DATA SHOWN:
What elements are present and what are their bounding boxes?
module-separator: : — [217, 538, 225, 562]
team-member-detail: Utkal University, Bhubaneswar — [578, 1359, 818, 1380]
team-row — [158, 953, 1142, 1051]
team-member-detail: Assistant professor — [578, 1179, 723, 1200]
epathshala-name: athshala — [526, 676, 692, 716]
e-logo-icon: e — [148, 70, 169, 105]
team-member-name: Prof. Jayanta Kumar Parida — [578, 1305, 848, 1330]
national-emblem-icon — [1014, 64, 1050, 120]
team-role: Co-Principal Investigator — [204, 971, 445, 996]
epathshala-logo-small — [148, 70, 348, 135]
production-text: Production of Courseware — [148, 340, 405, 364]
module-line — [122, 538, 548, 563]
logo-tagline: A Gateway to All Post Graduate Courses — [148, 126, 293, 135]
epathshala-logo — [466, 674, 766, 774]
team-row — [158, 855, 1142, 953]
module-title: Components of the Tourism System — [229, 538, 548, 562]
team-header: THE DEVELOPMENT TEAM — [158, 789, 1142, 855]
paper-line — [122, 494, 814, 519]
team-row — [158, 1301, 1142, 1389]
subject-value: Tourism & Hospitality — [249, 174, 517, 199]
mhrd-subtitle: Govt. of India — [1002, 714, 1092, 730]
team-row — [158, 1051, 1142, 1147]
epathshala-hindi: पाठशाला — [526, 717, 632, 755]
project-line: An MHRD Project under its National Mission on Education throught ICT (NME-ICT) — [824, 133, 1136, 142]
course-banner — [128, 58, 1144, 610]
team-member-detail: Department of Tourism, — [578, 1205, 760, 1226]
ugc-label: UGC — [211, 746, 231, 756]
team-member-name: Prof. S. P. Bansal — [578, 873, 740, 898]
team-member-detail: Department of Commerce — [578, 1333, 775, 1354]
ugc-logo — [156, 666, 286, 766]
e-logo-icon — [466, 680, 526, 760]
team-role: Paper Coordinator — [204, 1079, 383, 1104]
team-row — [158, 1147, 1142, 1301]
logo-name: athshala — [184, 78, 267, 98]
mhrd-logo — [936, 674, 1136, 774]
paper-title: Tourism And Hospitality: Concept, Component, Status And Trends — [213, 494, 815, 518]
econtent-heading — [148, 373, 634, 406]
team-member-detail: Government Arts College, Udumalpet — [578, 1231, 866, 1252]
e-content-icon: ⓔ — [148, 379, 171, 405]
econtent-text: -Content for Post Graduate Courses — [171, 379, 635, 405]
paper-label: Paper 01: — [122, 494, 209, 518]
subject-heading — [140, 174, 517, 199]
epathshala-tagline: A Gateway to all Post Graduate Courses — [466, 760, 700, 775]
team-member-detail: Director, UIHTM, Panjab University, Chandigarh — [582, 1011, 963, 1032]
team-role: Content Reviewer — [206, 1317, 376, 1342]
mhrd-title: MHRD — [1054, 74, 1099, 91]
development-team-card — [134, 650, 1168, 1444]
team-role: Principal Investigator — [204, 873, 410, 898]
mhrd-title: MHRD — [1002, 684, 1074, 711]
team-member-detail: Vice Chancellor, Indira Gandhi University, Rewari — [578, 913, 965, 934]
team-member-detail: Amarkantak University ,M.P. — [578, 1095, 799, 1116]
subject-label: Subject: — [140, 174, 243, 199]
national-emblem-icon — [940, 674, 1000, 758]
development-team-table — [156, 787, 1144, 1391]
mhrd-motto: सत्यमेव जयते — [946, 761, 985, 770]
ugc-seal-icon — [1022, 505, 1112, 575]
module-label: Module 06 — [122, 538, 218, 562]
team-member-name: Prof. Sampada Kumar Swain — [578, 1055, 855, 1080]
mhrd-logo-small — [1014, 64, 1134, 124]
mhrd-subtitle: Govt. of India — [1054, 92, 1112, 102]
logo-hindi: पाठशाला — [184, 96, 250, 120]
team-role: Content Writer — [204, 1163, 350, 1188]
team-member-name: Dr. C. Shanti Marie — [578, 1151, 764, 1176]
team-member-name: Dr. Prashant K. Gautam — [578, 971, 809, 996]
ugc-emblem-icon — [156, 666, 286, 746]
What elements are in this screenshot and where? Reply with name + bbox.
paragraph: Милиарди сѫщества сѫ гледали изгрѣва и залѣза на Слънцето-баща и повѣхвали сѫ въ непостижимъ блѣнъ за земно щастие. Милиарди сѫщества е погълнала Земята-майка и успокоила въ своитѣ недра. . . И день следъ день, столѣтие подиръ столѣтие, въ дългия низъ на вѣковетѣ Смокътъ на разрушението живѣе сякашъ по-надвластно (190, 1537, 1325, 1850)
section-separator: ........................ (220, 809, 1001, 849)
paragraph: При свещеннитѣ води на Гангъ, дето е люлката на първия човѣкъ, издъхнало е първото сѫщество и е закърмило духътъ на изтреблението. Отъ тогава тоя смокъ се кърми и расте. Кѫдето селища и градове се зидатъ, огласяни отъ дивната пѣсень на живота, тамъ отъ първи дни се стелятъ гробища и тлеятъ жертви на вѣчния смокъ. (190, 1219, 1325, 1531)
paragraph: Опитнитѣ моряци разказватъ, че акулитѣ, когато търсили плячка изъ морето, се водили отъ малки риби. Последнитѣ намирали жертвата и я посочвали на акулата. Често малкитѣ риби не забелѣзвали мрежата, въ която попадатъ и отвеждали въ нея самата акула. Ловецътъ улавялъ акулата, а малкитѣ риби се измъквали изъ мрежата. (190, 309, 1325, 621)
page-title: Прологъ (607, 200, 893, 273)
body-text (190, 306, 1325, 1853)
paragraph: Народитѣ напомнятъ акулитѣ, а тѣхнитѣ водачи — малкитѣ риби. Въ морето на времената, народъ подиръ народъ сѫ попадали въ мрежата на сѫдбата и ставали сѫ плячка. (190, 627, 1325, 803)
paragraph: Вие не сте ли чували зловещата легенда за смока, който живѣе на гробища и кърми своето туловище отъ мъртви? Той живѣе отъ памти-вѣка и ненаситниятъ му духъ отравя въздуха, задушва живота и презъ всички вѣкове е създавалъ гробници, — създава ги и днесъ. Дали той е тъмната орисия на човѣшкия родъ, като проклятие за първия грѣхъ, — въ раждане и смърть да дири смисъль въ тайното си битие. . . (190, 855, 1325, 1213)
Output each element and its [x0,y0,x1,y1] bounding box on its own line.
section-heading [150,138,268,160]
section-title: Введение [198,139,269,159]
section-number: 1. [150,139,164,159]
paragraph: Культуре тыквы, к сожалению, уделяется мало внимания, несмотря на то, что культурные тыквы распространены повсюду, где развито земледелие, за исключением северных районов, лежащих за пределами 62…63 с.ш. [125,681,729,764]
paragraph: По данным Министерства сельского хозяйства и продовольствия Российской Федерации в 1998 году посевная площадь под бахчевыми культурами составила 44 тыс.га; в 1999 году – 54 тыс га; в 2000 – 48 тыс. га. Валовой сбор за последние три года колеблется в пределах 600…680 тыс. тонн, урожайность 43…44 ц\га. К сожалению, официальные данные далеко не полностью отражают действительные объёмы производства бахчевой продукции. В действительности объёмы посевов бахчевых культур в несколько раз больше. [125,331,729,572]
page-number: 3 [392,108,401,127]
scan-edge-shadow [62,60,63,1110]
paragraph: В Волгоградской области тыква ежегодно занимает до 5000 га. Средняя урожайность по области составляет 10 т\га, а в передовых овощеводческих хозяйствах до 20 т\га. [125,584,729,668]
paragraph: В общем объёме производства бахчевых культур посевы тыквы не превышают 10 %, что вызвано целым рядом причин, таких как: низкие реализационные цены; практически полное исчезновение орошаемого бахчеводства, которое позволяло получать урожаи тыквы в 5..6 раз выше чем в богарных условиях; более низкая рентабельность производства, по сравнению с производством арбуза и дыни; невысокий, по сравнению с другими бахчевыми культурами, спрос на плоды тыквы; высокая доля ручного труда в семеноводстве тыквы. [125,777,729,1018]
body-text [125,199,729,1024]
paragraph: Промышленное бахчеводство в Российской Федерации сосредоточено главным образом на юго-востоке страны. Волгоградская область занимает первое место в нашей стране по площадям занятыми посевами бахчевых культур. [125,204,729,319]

WORK REQUIRED:
Update the stretch of the listing from its first line through the line containing "e-logo-icon: e — [148, 70, 169, 105]", changing "Assistant professor" to "Associate professor" and keeping everything else the same.

REPLY:
What elements are present and what are their bounding boxes?
module-separator: : — [217, 538, 225, 562]
team-member-detail: Utkal University, Bhubaneswar — [578, 1359, 818, 1380]
team-row — [158, 953, 1142, 1051]
team-member-detail: Associate professor — [578, 1179, 723, 1200]
epathshala-name: athshala — [526, 676, 692, 716]
e-logo-icon: e — [148, 70, 169, 105]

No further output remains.